▸ GIVEN PASSAGE
--------

Nothing compares to scrolling through listings until you find the home with the perfect garden, garage, and floors. Then comes the less fun part: figuring out how to finance your home purchase.

For the vast majority of people, acquiring a new home means taking out a mortgage, a loan for the part of the house cost that isn’t covered by the down payment.

U.S. homeownership hovers near 66%, and millennials continue to be the biggest share of buyers. What kind of loan do most go for? The 30-year fixed-rate mortgage. But conventional loan requirements vary, and some may find that a government-sponsored loan is a better fit.

Let’s take a closer look at conventional loan requirements and the difference between FHA and conventional loans.

Conventional Mortgages Explained

Conventional mortgages are insured by private lenders, not a government agency, and are the most common type of home loan.

Then there are government-guaranteed home loans. FHA loans are more commonly used than VA loans (for service members, veterans, and eligible surviving spouses) and USDA loans (rural housing). Government loans are often easier to qualify for.

Taking out a conventional home loan means that you are making an agreement with a lender to pay back what you borrowed, with interest.

And unlike with an FHA loan, the government does not offer any assurances to the lender that you will pay back that loan. That’s why lenders look at things like your credit score and down payment when deciding whether to offer you a conventional mortgage and at what rate.

See how SoFi can help make your
dream home a reality.

Two Main Types of Conventional Loans

Fixed Rate

A conventional loan with a fixed interest rate is one in which the rate won’t change over the life of the loan. If you have a “fully amortized conventional loan,” your monthly principal and interest payment will stay the same each month.

Although fixed-rate loans can provide predictability when it comes to payments, they may initially have higher interest rates than adjustable-rate mortgages.

Fixed-rate conventional loans can be a great option for homebuyers during periods of low rates because they can lock in a rate and it won’t rise, even decades from now.

Adjustable Rate

Adjustable-rate mortgages have the same interest rate for a set period of time, and then the rate will adjust for the rest of the loan term.

The major upside to choosing an ARM is that the initial rate is usually set below prevailing interest rates and remains constant for six months to 10 years.

A 7/6 ARM of 30 years will have a fixed rate for the first seven years, and then the rate will adjust once every six months over the remaining 23 years. A 5/1 ARM will have a fixed rate for five years, followed by a variable rate that adjusts every year.

An ARM may be a good option if you’re not planning on staying in the home long term. The downside, of course, is that if you are, your interest rate could end up higher than you want it to be.

Most adjustable-rate conventional mortgages have limits on how much the interest rate can increase over time. These caps protect a borrower from facing an unexpectedly steep rate hike.

Conventional Home Loan Requirements

Conventional mortgage requirements vary by lender, but almost all private lenders will require you to have a cash down payment, a good credit score, and sufficient income to make the monthly payments.

Many lenders that offer conventional loans require that you have enough cash to make a decent down payment. Even if you can manage it, is 20% down always best? It might be more beneficial to put down less than 20% on your dream house.

--------

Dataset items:
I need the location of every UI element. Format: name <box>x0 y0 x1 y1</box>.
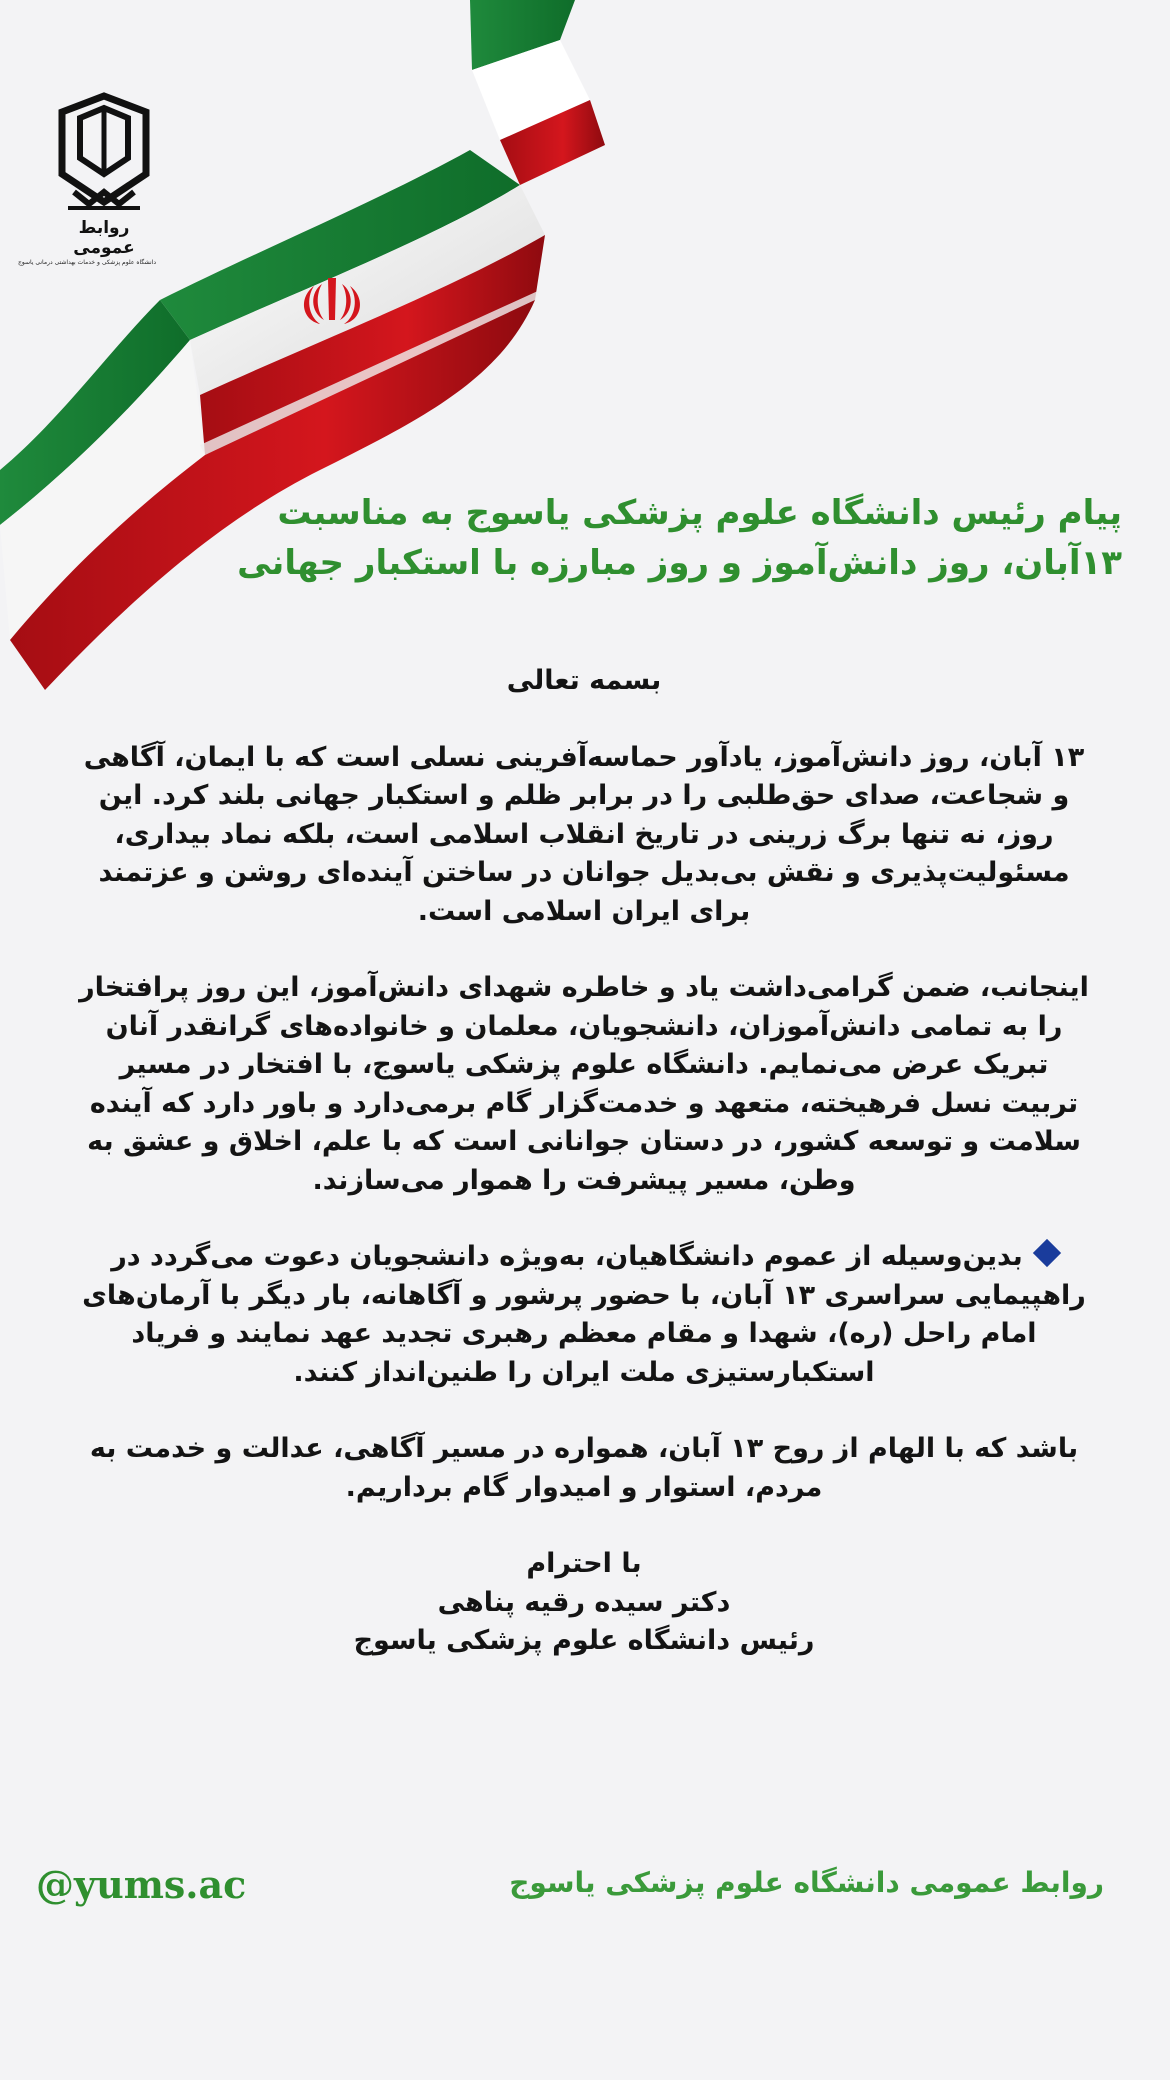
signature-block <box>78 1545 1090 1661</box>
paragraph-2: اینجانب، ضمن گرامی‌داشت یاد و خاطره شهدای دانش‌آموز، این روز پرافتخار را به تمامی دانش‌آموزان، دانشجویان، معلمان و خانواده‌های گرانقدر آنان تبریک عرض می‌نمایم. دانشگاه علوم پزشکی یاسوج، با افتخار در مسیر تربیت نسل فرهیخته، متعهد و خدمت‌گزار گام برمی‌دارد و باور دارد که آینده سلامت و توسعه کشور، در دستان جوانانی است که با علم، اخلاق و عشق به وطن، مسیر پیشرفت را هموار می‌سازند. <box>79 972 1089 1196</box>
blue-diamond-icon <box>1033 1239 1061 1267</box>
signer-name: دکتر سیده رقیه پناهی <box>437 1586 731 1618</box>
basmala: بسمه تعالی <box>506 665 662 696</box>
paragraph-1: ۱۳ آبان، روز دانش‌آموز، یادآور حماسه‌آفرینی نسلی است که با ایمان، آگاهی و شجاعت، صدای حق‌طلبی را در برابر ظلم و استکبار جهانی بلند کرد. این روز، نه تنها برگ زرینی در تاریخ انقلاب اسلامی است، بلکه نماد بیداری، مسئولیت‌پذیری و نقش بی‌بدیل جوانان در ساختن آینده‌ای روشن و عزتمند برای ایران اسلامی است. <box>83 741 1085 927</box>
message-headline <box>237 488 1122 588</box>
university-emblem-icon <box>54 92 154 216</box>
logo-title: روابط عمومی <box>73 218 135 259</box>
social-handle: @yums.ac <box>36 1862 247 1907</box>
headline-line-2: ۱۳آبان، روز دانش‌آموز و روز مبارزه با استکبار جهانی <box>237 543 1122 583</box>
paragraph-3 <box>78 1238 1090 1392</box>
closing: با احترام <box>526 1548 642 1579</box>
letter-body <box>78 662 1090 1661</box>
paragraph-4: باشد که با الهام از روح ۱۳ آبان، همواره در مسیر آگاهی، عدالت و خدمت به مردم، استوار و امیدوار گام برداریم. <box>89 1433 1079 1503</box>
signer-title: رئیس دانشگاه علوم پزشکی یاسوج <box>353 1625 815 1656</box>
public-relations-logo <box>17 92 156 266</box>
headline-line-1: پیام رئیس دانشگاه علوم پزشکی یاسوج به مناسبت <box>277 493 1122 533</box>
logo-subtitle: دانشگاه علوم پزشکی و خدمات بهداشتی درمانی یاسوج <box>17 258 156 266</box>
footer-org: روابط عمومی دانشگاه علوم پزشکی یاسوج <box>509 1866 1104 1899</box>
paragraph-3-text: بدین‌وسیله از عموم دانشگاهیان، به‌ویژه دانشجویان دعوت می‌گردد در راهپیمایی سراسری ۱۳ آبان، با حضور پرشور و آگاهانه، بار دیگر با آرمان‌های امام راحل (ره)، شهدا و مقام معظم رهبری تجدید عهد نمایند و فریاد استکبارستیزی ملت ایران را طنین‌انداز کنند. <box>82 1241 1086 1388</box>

--------

▸ GIVEN REQUEST A
In the passage on conventional mortgages, how often does the interest rate adjust on a 30-year 7/6 ARM once its fixed period ends?
▸ GIVEN REQUEST B
Continue the passage on conventional mortgages from its last sentence.

▸ ANSWER A
Once every six months over the remaining 23 years.

▸ ANSWER B
You’ll also need to demonstrate a good credit history. For example, you’ll want to show that you make loan payments on time every month.

Each conventional loan lender sets its own requirements when it comes to credit scores, but generally, the higher your credit score, the easier it will be to secure a conventional mortgage at a competitive interest rate.

Most lenders will require you to show that you have a sufficient monthly income to meet the mortgage payments. They will also require information about your employment and bank accounts.

How Do FHA and Conventional Loans Differ?

One of the main differences between FHA loans and conventional loans is that the latter are not insured by a federal agency.

FHA loans are insured by the Federal Housing Administration, so lenders take on less risk. If a borrower defaults, the FHA will help the lender recoup some of the lost costs.

FHA loans are easier to qualify for, and are geared toward lower- and middle-income homebuyers. They require at least 3.5% down.

Additionally, the loans are limited to a certain amount of money, depending on the geographic location of the house you’re buying. The lender administering the FHA loan can impose its own requirements as well.

An FHA loan can be a good option for a buyer with a lower credit score, but it also will require a more rigorous home appraisal and possibly a longer approval process than a conventional loan.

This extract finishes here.